→ MATERIAL
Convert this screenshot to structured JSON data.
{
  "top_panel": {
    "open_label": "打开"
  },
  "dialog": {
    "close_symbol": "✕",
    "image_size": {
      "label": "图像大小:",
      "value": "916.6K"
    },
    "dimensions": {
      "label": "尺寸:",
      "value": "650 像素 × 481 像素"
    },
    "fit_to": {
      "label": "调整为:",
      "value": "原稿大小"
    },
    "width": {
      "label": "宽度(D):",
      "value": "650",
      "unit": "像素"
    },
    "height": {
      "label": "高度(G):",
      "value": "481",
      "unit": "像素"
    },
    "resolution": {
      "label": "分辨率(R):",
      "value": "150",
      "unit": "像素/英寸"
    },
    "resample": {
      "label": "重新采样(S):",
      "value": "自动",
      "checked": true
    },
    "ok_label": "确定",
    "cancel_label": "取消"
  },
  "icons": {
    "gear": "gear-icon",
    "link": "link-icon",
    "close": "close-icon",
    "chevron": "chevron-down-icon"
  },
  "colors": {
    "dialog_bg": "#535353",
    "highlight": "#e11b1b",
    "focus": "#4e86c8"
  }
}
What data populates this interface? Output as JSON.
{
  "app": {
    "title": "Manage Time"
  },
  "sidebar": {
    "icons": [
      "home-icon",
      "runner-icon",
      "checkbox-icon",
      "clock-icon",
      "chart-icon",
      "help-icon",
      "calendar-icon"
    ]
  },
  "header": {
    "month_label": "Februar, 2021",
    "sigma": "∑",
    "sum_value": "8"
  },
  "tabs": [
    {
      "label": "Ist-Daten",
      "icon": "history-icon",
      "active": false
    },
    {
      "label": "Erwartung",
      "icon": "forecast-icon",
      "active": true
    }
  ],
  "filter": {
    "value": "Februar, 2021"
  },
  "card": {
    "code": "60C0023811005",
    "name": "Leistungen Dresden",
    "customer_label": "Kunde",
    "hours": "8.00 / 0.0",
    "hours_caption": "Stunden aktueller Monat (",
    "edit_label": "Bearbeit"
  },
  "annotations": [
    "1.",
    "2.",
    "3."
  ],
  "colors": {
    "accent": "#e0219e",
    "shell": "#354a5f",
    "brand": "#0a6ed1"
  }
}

→ AIM
Where does the word "data" appear in the listing? List each line that holds it.

→ ANSWER TO THIS PROBLEM
Convert this screenshot to structured JSON data.
What data populates this interface? Output as JSON.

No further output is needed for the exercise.